• [Given task]:
Please reproduce the following data line for line, keeping every character unchanged.

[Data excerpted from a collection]
------------------------------

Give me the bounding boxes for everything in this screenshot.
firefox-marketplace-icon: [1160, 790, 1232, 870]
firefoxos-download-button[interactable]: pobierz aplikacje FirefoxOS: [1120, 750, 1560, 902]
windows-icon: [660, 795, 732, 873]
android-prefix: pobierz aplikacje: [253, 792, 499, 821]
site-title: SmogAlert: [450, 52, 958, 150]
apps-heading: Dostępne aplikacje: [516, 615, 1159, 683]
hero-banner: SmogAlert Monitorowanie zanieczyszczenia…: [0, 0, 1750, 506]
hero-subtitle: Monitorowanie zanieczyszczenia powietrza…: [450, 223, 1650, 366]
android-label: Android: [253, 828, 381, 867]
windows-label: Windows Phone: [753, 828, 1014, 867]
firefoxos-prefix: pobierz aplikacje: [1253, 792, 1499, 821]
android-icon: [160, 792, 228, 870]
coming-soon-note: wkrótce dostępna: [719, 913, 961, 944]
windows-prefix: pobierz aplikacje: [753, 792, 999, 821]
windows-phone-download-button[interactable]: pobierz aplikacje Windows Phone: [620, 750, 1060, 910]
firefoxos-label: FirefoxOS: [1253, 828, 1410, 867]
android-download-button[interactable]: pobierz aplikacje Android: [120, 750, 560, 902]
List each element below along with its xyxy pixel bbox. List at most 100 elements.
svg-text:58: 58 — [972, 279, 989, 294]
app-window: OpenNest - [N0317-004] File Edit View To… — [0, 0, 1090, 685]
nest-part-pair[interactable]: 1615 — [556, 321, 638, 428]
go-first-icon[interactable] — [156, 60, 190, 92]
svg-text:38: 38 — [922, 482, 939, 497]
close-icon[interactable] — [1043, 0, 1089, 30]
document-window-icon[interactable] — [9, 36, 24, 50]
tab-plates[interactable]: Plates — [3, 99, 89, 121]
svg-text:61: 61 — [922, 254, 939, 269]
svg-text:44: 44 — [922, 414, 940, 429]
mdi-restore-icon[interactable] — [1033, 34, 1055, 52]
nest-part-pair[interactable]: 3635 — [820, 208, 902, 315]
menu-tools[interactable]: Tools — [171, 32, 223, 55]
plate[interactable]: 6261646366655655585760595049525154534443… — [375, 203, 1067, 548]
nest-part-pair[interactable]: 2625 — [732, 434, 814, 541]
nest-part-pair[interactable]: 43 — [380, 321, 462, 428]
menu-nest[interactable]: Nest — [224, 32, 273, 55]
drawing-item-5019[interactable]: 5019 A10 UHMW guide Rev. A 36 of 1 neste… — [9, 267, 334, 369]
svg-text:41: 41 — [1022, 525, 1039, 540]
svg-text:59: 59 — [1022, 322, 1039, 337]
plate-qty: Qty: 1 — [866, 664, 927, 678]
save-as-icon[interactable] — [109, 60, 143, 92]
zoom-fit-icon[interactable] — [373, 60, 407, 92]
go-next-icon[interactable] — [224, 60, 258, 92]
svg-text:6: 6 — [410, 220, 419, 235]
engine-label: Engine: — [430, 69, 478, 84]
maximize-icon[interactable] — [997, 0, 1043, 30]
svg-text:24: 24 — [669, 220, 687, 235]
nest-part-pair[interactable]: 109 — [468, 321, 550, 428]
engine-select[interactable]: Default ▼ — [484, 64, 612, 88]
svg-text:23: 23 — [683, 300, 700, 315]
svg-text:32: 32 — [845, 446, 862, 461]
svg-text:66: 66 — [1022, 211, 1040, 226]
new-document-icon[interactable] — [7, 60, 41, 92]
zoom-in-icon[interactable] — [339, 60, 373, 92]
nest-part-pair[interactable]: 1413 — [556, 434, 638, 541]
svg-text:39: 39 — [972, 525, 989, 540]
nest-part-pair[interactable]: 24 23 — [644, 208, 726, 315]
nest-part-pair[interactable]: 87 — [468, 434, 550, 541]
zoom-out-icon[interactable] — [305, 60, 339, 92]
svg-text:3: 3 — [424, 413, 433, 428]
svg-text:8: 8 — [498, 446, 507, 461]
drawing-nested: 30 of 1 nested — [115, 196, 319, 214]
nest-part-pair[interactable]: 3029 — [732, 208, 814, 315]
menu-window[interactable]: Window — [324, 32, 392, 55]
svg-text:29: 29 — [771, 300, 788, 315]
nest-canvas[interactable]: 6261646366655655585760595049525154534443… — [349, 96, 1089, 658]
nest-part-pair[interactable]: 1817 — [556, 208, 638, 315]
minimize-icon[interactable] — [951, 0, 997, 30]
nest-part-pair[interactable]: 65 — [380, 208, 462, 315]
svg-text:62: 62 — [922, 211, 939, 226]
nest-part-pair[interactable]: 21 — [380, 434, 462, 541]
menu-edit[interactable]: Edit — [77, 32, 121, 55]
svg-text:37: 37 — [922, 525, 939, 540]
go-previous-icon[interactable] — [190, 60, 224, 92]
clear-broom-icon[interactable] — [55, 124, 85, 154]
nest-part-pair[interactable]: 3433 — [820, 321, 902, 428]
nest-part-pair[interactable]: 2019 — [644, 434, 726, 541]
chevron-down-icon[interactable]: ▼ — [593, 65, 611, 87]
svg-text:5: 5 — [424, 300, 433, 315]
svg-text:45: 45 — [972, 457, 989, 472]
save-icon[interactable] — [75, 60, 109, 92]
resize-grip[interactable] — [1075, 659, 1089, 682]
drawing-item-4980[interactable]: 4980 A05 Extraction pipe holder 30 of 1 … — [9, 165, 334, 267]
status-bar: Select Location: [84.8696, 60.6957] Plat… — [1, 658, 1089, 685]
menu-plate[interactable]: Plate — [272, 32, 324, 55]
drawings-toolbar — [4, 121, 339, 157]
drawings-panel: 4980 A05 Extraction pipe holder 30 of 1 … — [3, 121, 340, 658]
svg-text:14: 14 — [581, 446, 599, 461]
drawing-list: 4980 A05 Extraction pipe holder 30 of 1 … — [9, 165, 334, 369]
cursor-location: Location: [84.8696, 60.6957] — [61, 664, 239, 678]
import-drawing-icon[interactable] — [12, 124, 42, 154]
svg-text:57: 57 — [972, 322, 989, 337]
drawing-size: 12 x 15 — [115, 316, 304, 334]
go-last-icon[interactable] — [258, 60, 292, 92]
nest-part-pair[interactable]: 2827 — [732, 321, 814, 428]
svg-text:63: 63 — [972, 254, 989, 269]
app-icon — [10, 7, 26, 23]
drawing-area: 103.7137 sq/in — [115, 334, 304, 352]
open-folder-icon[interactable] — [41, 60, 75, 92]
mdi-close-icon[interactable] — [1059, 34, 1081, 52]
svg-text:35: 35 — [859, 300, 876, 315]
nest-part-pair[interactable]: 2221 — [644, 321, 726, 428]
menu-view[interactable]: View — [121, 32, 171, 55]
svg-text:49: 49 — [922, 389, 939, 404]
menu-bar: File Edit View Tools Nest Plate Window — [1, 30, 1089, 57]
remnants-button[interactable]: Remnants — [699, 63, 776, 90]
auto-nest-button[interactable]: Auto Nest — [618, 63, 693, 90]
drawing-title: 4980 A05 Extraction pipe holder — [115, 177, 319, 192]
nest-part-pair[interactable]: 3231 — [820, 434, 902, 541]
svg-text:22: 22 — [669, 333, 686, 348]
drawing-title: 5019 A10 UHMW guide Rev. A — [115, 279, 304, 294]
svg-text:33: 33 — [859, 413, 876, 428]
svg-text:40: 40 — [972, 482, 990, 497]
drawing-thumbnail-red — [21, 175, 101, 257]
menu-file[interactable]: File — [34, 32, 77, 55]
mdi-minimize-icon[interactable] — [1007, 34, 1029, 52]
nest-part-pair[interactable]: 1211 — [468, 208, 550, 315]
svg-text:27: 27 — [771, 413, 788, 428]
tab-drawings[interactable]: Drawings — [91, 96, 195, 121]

------------------------------

• [Solution to this task]:
Give me the bounding boxes for everything in this screenshot.
firefox-marketplace-icon: [1160, 790, 1232, 870]
firefoxos-download-button[interactable]: pobierz aplikacje FirefoxOS: [1120, 750, 1560, 902]
windows-icon: [660, 795, 732, 873]
android-prefix: pobierz aplikacje: [253, 792, 499, 821]
site-title: SmogAlert: [450, 52, 958, 150]
apps-heading: Dostępne aplikacje: [516, 615, 1159, 683]
hero-banner: SmogAlert Monitorowanie zanieczyszczenia…: [0, 0, 1750, 506]
hero-subtitle: Monitorowanie zanieczyszczenia powietrza…: [450, 223, 1650, 366]
android-label: Android: [253, 828, 381, 867]
windows-label: Windows Phone: [753, 828, 1014, 867]
firefoxos-prefix: pobierz aplikacje: [1253, 792, 1499, 821]
android-icon: [160, 792, 228, 870]
coming-soon-note: wkrótce dostępna: [719, 913, 961, 944]
windows-prefix: pobierz aplikacje: [753, 792, 999, 821]
windows-phone-download-button[interactable]: pobierz aplikacje Windows Phone: [620, 750, 1060, 910]
firefoxos-label: FirefoxOS: [1253, 828, 1410, 867]
android-download-button[interactable]: pobierz aplikacje Android: [120, 750, 560, 902]
List each element below along with its xyxy pixel bbox. List at most 100 elements.
svg-text:58: 58 — [972, 279, 989, 294]
app-window: OpenNest - [N0317-004] File Edit View To… — [0, 0, 1090, 685]
nest-part-pair[interactable]: 1615 — [556, 321, 638, 428]
go-first-icon[interactable] — [156, 60, 190, 92]
svg-text:38: 38 — [922, 482, 939, 497]
close-icon[interactable] — [1043, 0, 1089, 30]
document-window-icon[interactable] — [9, 36, 24, 50]
tab-plates[interactable]: Plates — [3, 99, 89, 121]
svg-text:61: 61 — [922, 254, 939, 269]
svg-text:44: 44 — [922, 414, 940, 429]
mdi-restore-icon[interactable] — [1033, 34, 1055, 52]
nest-part-pair[interactable]: 3635 — [820, 208, 902, 315]
menu-tools[interactable]: Tools — [171, 32, 223, 55]
plate[interactable]: 6261646366655655585760595049525154534443… — [375, 203, 1067, 548]
nest-part-pair[interactable]: 2625 — [732, 434, 814, 541]
nest-part-pair[interactable]: 43 — [380, 321, 462, 428]
menu-nest[interactable]: Nest — [224, 32, 273, 55]
drawing-item-5019[interactable]: 5019 A10 UHMW guide Rev. A 36 of 1 neste… — [9, 267, 334, 369]
svg-text:41: 41 — [1022, 525, 1039, 540]
svg-text:59: 59 — [1022, 322, 1039, 337]
plate-qty: Qty: 1 — [866, 664, 927, 678]
save-as-icon[interactable] — [109, 60, 143, 92]
zoom-fit-icon[interactable] — [373, 60, 407, 92]
go-next-icon[interactable] — [224, 60, 258, 92]
svg-text:6: 6 — [410, 220, 419, 235]
engine-label: Engine: — [430, 69, 478, 84]
maximize-icon[interactable] — [997, 0, 1043, 30]
svg-text:24: 24 — [669, 220, 687, 235]
nest-part-pair[interactable]: 109 — [468, 321, 550, 428]
engine-select[interactable]: Default ▼ — [484, 64, 612, 88]
svg-text:23: 23 — [683, 300, 700, 315]
svg-text:32: 32 — [845, 446, 862, 461]
svg-text:66: 66 — [1022, 211, 1040, 226]
new-document-icon[interactable] — [7, 60, 41, 92]
zoom-in-icon[interactable] — [339, 60, 373, 92]
nest-part-pair[interactable]: 1413 — [556, 434, 638, 541]
svg-text:39: 39 — [972, 525, 989, 540]
nest-part-pair[interactable]: 24 23 — [644, 208, 726, 315]
nest-part-pair[interactable]: 87 — [468, 434, 550, 541]
zoom-out-icon[interactable] — [305, 60, 339, 92]
svg-text:3: 3 — [424, 413, 433, 428]
svg-text:8: 8 — [498, 446, 507, 461]
drawing-nested: 30 of 1 nested — [115, 196, 319, 214]
nest-part-pair[interactable]: 3029 — [732, 208, 814, 315]
menu-window[interactable]: Window — [324, 32, 392, 55]
svg-text:29: 29 — [771, 300, 788, 315]
nest-canvas[interactable]: 6261646366655655585760595049525154534443… — [349, 96, 1089, 658]
nest-part-pair[interactable]: 1817 — [556, 208, 638, 315]
minimize-icon[interactable] — [951, 0, 997, 30]
nest-part-pair[interactable]: 65 — [380, 208, 462, 315]
svg-text:62: 62 — [922, 211, 939, 226]
nest-part-pair[interactable]: 21 — [380, 434, 462, 541]
menu-edit[interactable]: Edit — [77, 32, 121, 55]
svg-text:37: 37 — [922, 525, 939, 540]
go-previous-icon[interactable] — [190, 60, 224, 92]
clear-broom-icon[interactable] — [55, 124, 85, 154]
nest-part-pair[interactable]: 3433 — [820, 321, 902, 428]
nest-part-pair[interactable]: 2019 — [644, 434, 726, 541]
chevron-down-icon[interactable]: ▼ — [593, 65, 611, 87]
svg-text:5: 5 — [424, 300, 433, 315]
svg-text:45: 45 — [972, 457, 989, 472]
save-icon[interactable] — [75, 60, 109, 92]
resize-grip[interactable] — [1075, 659, 1089, 682]
drawing-item-4980[interactable]: 4980 A05 Extraction pipe holder 30 of 1 … — [9, 165, 334, 267]
status-bar: Select Location: [84.8696, 60.6957] Plat… — [1, 658, 1089, 685]
menu-plate[interactable]: Plate — [272, 32, 324, 55]
drawings-toolbar — [4, 121, 339, 157]
drawings-panel: 4980 A05 Extraction pipe holder 30 of 1 … — [3, 121, 340, 658]
svg-text:14: 14 — [581, 446, 599, 461]
drawing-list: 4980 A05 Extraction pipe holder 30 of 1 … — [9, 165, 334, 369]
cursor-location: Location: [84.8696, 60.6957] — [61, 664, 239, 678]
import-drawing-icon[interactable] — [12, 124, 42, 154]
svg-text:57: 57 — [972, 322, 989, 337]
drawing-size: 12 x 15 — [115, 316, 304, 334]
go-last-icon[interactable] — [258, 60, 292, 92]
nest-part-pair[interactable]: 2827 — [732, 321, 814, 428]
svg-text:63: 63 — [972, 254, 989, 269]
app-icon — [10, 7, 26, 23]
drawing-area: 103.7137 sq/in — [115, 334, 304, 352]
open-folder-icon[interactable] — [41, 60, 75, 92]
mdi-close-icon[interactable] — [1059, 34, 1081, 52]
svg-text:35: 35 — [859, 300, 876, 315]
nest-part-pair[interactable]: 2221 — [644, 321, 726, 428]
menu-view[interactable]: View — [121, 32, 171, 55]
svg-text:49: 49 — [922, 389, 939, 404]
menu-bar: File Edit View Tools Nest Plate Window — [1, 30, 1089, 57]
remnants-button[interactable]: Remnants — [699, 63, 776, 90]
auto-nest-button[interactable]: Auto Nest — [618, 63, 693, 90]
drawing-title: 4980 A05 Extraction pipe holder — [115, 177, 319, 192]
nest-part-pair[interactable]: 3231 — [820, 434, 902, 541]
svg-text:22: 22 — [669, 333, 686, 348]
drawing-title: 5019 A10 UHMW guide Rev. A — [115, 279, 304, 294]
svg-text:33: 33 — [859, 413, 876, 428]
svg-text:40: 40 — [972, 482, 990, 497]
drawing-thumbnail-red — [21, 175, 101, 257]
menu-file[interactable]: File — [34, 32, 77, 55]
mdi-minimize-icon[interactable] — [1007, 34, 1029, 52]
nest-part-pair[interactable]: 1211 — [468, 208, 550, 315]
svg-text:27: 27 — [771, 413, 788, 428]
tab-drawings[interactable]: Drawings — [91, 96, 195, 121]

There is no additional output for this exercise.